# Exercise:
Copy out the items below with every "strength-segment" replaced by "strength-bar" and nothing else changed, and leave out the pictures.

┄┄┄┄┄┄┄┄┄┄

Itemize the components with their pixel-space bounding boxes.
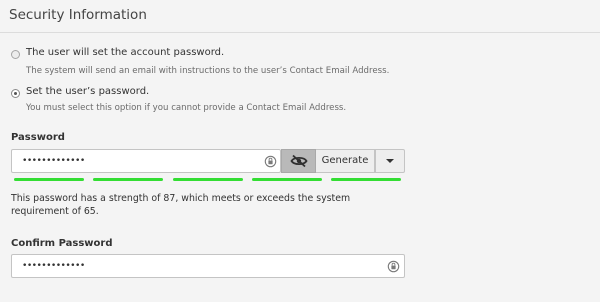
section-title: Security Information — [9, 7, 147, 23]
password-label: Password — [11, 132, 65, 143]
confirm-password-value: ••••••••••••• — [22, 261, 85, 271]
password-strength-message: This password has a strength of 87, whic… — [11, 193, 351, 217]
option-set-user-password-description: You must select this option if you canno… — [26, 103, 347, 113]
radio-set-user-password[interactable] — [11, 89, 20, 98]
generate-password-button[interactable]: Generate — [316, 149, 375, 173]
security-information-panel: Security Information The user will set t… — [0, 0, 600, 302]
strength-segment-1 — [14, 178, 84, 181]
password-field[interactable]: ••••••••••••• — [11, 149, 281, 173]
strength-segment-4 — [252, 178, 322, 181]
caret-down-icon — [386, 159, 394, 163]
eye-slash-icon — [290, 154, 308, 168]
confirm-password-field[interactable]: ••••••••••••• — [11, 254, 405, 278]
section-divider — [0, 32, 600, 33]
toggle-password-visibility-button[interactable] — [281, 149, 316, 173]
strength-segment-2 — [93, 178, 163, 181]
password-manager-icon[interactable] — [264, 155, 277, 168]
password-manager-icon[interactable] — [387, 260, 400, 273]
option-set-user-password-label[interactable]: Set the user’s password. — [26, 86, 149, 97]
option-user-sets-password-description: The system will send an email with instr… — [26, 66, 390, 76]
confirm-password-label: Confirm Password — [11, 238, 113, 249]
strength-segment-3 — [173, 178, 243, 181]
password-value: ••••••••••••• — [22, 156, 85, 166]
strength-segment-5 — [331, 178, 401, 181]
generate-options-dropdown-button[interactable] — [375, 149, 405, 173]
option-user-sets-password-label[interactable]: The user will set the account password. — [26, 47, 224, 58]
radio-user-sets-password[interactable] — [11, 50, 20, 59]
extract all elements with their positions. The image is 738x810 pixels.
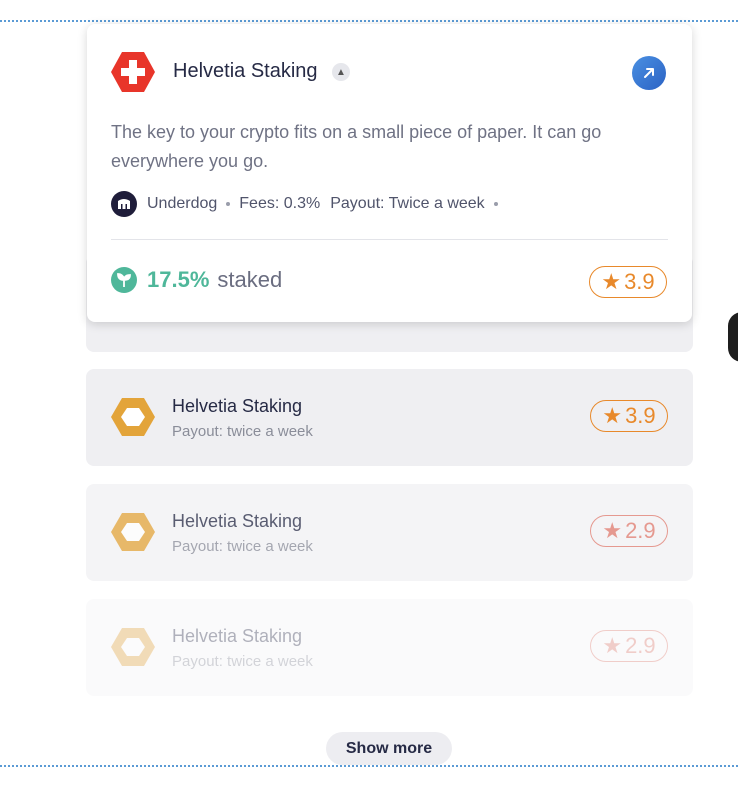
- staking-item[interactable]: Helvetia Staking Payout: twice a week ★ …: [86, 484, 693, 581]
- item-title: Helvetia Staking: [172, 626, 303, 646]
- top-dotted-divider: [0, 20, 738, 22]
- separator-dot: [493, 202, 498, 206]
- item-payout: Payout: twice a week: [172, 538, 313, 555]
- swiss-flag-icon: [111, 52, 155, 92]
- staked-label: staked: [217, 267, 283, 292]
- staked-percentage: 17.5%: [147, 267, 210, 292]
- rating-badge: ★ 2.9: [590, 515, 668, 547]
- fees-text: Fees: 0.3%: [239, 195, 321, 212]
- popover-description: The key to your crypto fits on a small p…: [111, 122, 602, 171]
- star-icon: ★: [602, 633, 623, 658]
- staking-detail-popover: Helvetia Staking ▲ The key to your crypt…: [87, 24, 692, 322]
- divider: [111, 239, 668, 240]
- staking-item[interactable]: Helvetia Staking Payout: twice a week ★ …: [86, 599, 693, 696]
- rating-value: 2.9: [625, 633, 656, 658]
- operator-name[interactable]: Underdog: [147, 195, 217, 213]
- popover-title: Helvetia Staking: [173, 60, 318, 82]
- provider-meta: Underdog Fees: 0.3% Payout: Twice a week: [111, 191, 507, 217]
- staked-summary: 17.5% staked: [111, 267, 282, 293]
- rating-badge: ★ 3.9: [589, 266, 667, 298]
- rating-badge: ★ 3.9: [590, 400, 668, 432]
- item-payout: Payout: twice a week: [172, 423, 313, 440]
- star-icon: ★: [601, 269, 622, 294]
- staking-item[interactable]: Helvetia Staking Payout: twice a week ★ …: [86, 369, 693, 466]
- star-icon: ★: [602, 518, 623, 543]
- item-title: Helvetia Staking: [172, 511, 303, 531]
- hexagon-icon: [111, 513, 155, 551]
- rating-value: 3.9: [624, 269, 655, 294]
- rating-badge: ★ 2.9: [590, 630, 668, 662]
- chevron-up-icon[interactable]: ▲: [332, 63, 350, 81]
- rating-value: 3.9: [625, 403, 656, 428]
- item-title: Helvetia Staking: [172, 396, 303, 416]
- external-link-button[interactable]: [632, 56, 666, 90]
- hexagon-icon: [111, 398, 155, 436]
- leaf-icon: [111, 267, 137, 293]
- hexagon-icon: [111, 628, 155, 666]
- show-more-button[interactable]: Show more: [326, 732, 452, 765]
- star-icon: ★: [602, 403, 623, 428]
- underdog-avatar-icon: [111, 191, 137, 217]
- external-link-icon: [644, 68, 654, 78]
- separator-dot: [226, 202, 231, 206]
- bottom-dotted-divider: [0, 765, 738, 767]
- payout-text: Payout: Twice a week: [330, 195, 485, 212]
- item-payout: Payout: twice a week: [172, 653, 313, 670]
- edge-element: [728, 312, 738, 362]
- rating-value: 2.9: [625, 518, 656, 543]
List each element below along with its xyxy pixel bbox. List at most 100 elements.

┄┄┄┄┄┄┄┄┄┄

# Finished answer:
Itemize the components with their pixel-space bounding boxes.
section-title: Security Information — [9, 7, 147, 23]
password-label: Password — [11, 132, 65, 143]
confirm-password-value: ••••••••••••• — [22, 261, 85, 271]
password-strength-message: This password has a strength of 87, whic… — [11, 193, 351, 217]
option-set-user-password-description: You must select this option if you canno… — [26, 103, 347, 113]
radio-set-user-password[interactable] — [11, 89, 20, 98]
generate-password-button[interactable]: Generate — [316, 149, 375, 173]
security-information-panel: Security Information The user will set t… — [0, 0, 600, 302]
strength-bar-1 — [14, 178, 84, 181]
password-field[interactable]: ••••••••••••• — [11, 149, 281, 173]
strength-bar-4 — [252, 178, 322, 181]
caret-down-icon — [386, 159, 394, 163]
eye-slash-icon — [290, 154, 308, 168]
confirm-password-field[interactable]: ••••••••••••• — [11, 254, 405, 278]
section-divider — [0, 32, 600, 33]
toggle-password-visibility-button[interactable] — [281, 149, 316, 173]
strength-bar-2 — [93, 178, 163, 181]
password-manager-icon[interactable] — [264, 155, 277, 168]
password-manager-icon[interactable] — [387, 260, 400, 273]
option-set-user-password-label[interactable]: Set the user’s password. — [26, 86, 149, 97]
option-user-sets-password-description: The system will send an email with instr… — [26, 66, 390, 76]
confirm-password-label: Confirm Password — [11, 238, 113, 249]
strength-bar-3 — [173, 178, 243, 181]
password-value: ••••••••••••• — [22, 156, 85, 166]
strength-bar-5 — [331, 178, 401, 181]
generate-options-dropdown-button[interactable] — [375, 149, 405, 173]
option-user-sets-password-label[interactable]: The user will set the account password. — [26, 47, 224, 58]
radio-user-sets-password[interactable] — [11, 50, 20, 59]
extract all elements with their positions. The image is 738x810 pixels.
- staking-item[interactable]: Helvetia Staking Payout: twice a week ★ …: [86, 484, 693, 581]
- item-title: Helvetia Staking: [172, 626, 303, 646]
- top-dotted-divider: [0, 20, 738, 22]
- separator-dot: [493, 202, 498, 206]
- item-payout: Payout: twice a week: [172, 538, 313, 555]
- swiss-flag-icon: [111, 52, 155, 92]
- staked-label: staked: [217, 267, 283, 292]
- staked-percentage: 17.5%: [147, 267, 210, 292]
- rating-badge: ★ 2.9: [590, 515, 668, 547]
- fees-text: Fees: 0.3%: [239, 195, 321, 212]
- popover-description: The key to your crypto fits on a small p…: [111, 122, 602, 171]
- star-icon: ★: [602, 633, 623, 658]
- staking-detail-popover: Helvetia Staking ▲ The key to your crypt…: [87, 24, 692, 322]
- divider: [111, 239, 668, 240]
- staking-item[interactable]: Helvetia Staking Payout: twice a week ★ …: [86, 599, 693, 696]
- rating-value: 2.9: [625, 633, 656, 658]
- operator-name[interactable]: Underdog: [147, 195, 217, 213]
- popover-title: Helvetia Staking: [173, 60, 318, 82]
- provider-meta: Underdog Fees: 0.3% Payout: Twice a week: [111, 191, 507, 217]
- staked-summary: 17.5% staked: [111, 267, 282, 293]
- rating-badge: ★ 3.9: [589, 266, 667, 298]
- rating-badge: ★ 3.9: [590, 400, 668, 432]
- item-payout: Payout: twice a week: [172, 423, 313, 440]
- star-icon: ★: [601, 269, 622, 294]
- staking-item[interactable]: Helvetia Staking Payout: twice a week ★ …: [86, 369, 693, 466]
- star-icon: ★: [602, 518, 623, 543]
- item-title: Helvetia Staking: [172, 511, 303, 531]
- hexagon-icon: [111, 513, 155, 551]
- rating-value: 3.9: [624, 269, 655, 294]
- rating-badge: ★ 2.9: [590, 630, 668, 662]
- chevron-up-icon[interactable]: ▲: [332, 63, 350, 81]
- rating-value: 3.9: [625, 403, 656, 428]
- item-title: Helvetia Staking: [172, 396, 303, 416]
- external-link-button[interactable]: [632, 56, 666, 90]
- hexagon-icon: [111, 398, 155, 436]
- leaf-icon: [111, 267, 137, 293]
- hexagon-icon: [111, 628, 155, 666]
- show-more-button[interactable]: Show more: [326, 732, 452, 765]
- star-icon: ★: [602, 403, 623, 428]
- underdog-avatar-icon: [111, 191, 137, 217]
- external-link-icon: [644, 68, 654, 78]
- separator-dot: [226, 202, 231, 206]
- bottom-dotted-divider: [0, 765, 738, 767]
- payout-text: Payout: Twice a week: [330, 195, 485, 212]
- item-payout: Payout: twice a week: [172, 653, 313, 670]
- edge-element: [728, 312, 738, 362]
- rating-value: 2.9: [625, 518, 656, 543]
List each element below along with its xyxy pixel bbox. List at most 100 elements.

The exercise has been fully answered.